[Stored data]
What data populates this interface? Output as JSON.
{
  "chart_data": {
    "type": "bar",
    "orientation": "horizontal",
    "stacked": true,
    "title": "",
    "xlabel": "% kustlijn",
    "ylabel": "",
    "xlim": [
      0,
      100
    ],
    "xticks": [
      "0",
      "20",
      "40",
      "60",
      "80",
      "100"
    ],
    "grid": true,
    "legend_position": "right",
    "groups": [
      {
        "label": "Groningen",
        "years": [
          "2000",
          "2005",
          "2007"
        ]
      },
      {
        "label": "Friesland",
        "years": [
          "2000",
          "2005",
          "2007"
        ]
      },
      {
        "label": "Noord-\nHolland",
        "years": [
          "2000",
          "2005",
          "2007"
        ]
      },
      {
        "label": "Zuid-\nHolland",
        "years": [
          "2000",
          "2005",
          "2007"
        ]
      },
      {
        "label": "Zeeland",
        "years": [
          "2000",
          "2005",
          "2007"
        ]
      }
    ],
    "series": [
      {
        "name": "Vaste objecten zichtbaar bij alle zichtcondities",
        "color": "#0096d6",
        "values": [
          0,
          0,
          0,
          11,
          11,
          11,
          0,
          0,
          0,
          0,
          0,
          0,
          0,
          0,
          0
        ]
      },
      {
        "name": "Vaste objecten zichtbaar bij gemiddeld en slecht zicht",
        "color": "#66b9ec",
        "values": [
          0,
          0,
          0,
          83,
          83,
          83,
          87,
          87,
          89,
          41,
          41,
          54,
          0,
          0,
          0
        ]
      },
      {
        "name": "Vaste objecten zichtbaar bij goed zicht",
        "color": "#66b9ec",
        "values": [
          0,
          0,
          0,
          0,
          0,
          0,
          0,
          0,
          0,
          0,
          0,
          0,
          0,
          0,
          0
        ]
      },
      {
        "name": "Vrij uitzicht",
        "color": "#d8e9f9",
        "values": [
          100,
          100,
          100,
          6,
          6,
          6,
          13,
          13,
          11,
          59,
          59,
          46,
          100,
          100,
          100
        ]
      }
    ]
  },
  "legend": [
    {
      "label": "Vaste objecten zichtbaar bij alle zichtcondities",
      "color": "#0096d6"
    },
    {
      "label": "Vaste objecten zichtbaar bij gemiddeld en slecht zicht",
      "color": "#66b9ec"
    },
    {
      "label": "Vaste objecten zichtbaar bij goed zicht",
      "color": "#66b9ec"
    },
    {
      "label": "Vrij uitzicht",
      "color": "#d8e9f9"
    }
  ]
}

§ **Request**:
Locate all lines in the listing above with the word "zichtcondities" and copy them.

§ **Full answer**:
        "name": "Vaste objecten zichtbaar bij alle zichtcondities",
      "label": "Vaste objecten zichtbaar bij alle zichtcondities",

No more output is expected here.